Check each line below for "warm" and report how many have it, nothing else.
Begin RECORDS FOR PROCESSING
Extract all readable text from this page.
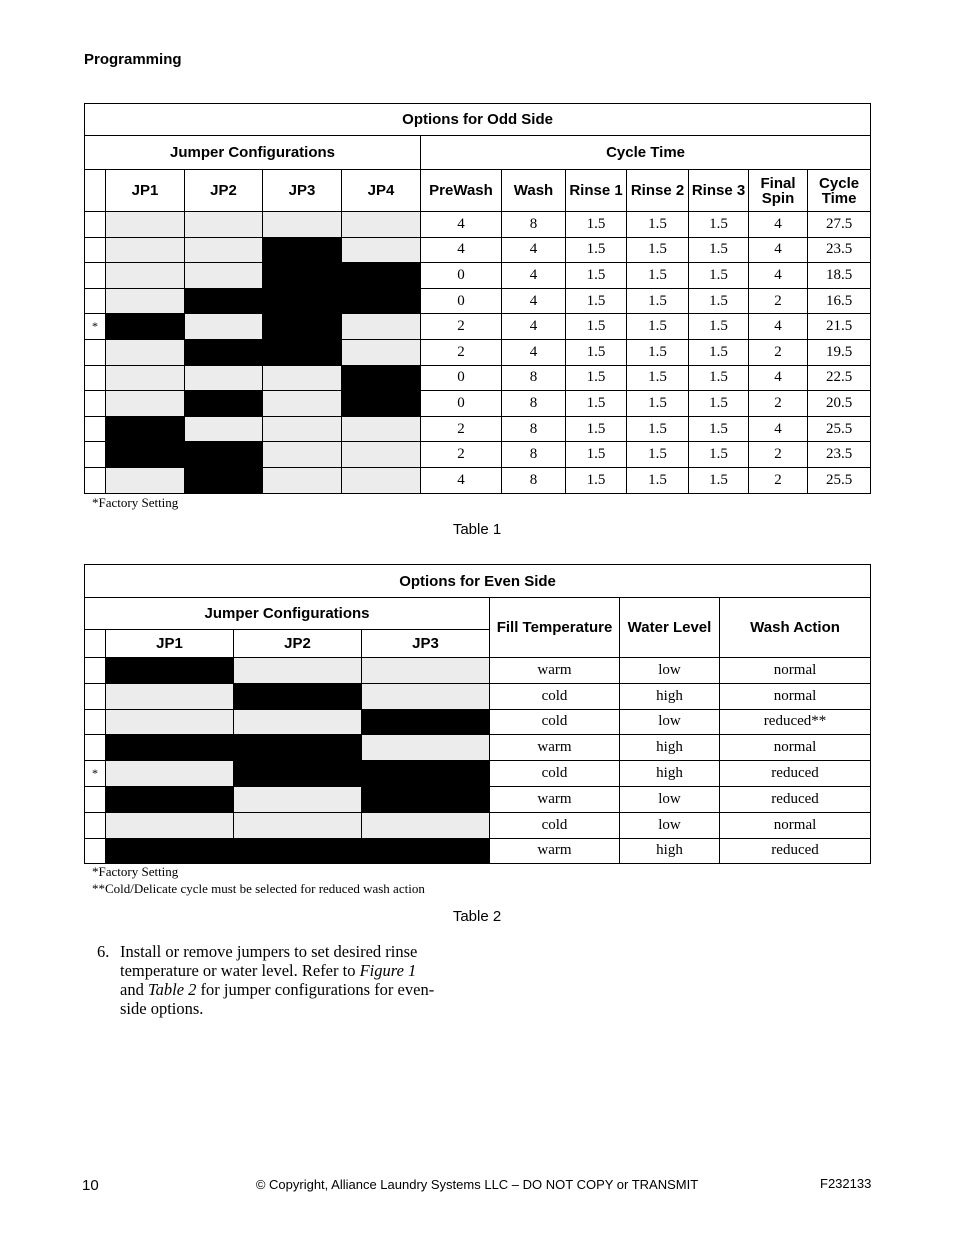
Programming
Options for Odd Side											
Jumper Configurations					Cycle Time						
	JP1	JP2	JP3	JP4	PreWash	Wash	Rinse 1	Rinse 2	Rinse 3	Final Spin	Cycle Time
					4	8	1.5	1.5	1.5	4	27.5
					4	4	1.5	1.5	1.5	4	23.5
					0	4	1.5	1.5	1.5	4	18.5
					0	4	1.5	1.5	1.5	2	16.5
*					2	4	1.5	1.5	1.5	4	21.5
					2	4	1.5	1.5	1.5	2	19.5
					0	8	1.5	1.5	1.5	4	22.5
					0	8	1.5	1.5	1.5	2	20.5
					2	8	1.5	1.5	1.5	4	25.5
					2	8	1.5	1.5	1.5	2	23.5
					4	8	1.5	1.5	1.5	2	25.5
*Factory Setting
Table 1
Options for Even Side						
Jumper Configurations				Fill Temperature	Water Level	Wash Action
	JP1	JP2	JP3			
				warm	low	normal
				cold	high	normal
				cold	low	reduced**
				warm	high	normal
*				cold	high	reduced
				warm	low	reduced
				cold	low	normal
				warm	high	reduced
*Factory Setting
**Cold/Delicate cycle must be selected for reduced wash action
Table 2
6. Install or remove jumpers to set desired rinse temperature or water level. Refer to Figure 1 and Table 2 for jumper configurations for even-side options.
10	© Copyright, Alliance Laundry Systems LLC – DO NOT COPY or TRANSMIT	F232133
End RECORDS FOR PROCESSING
*SOLVED EXERCISE*. 4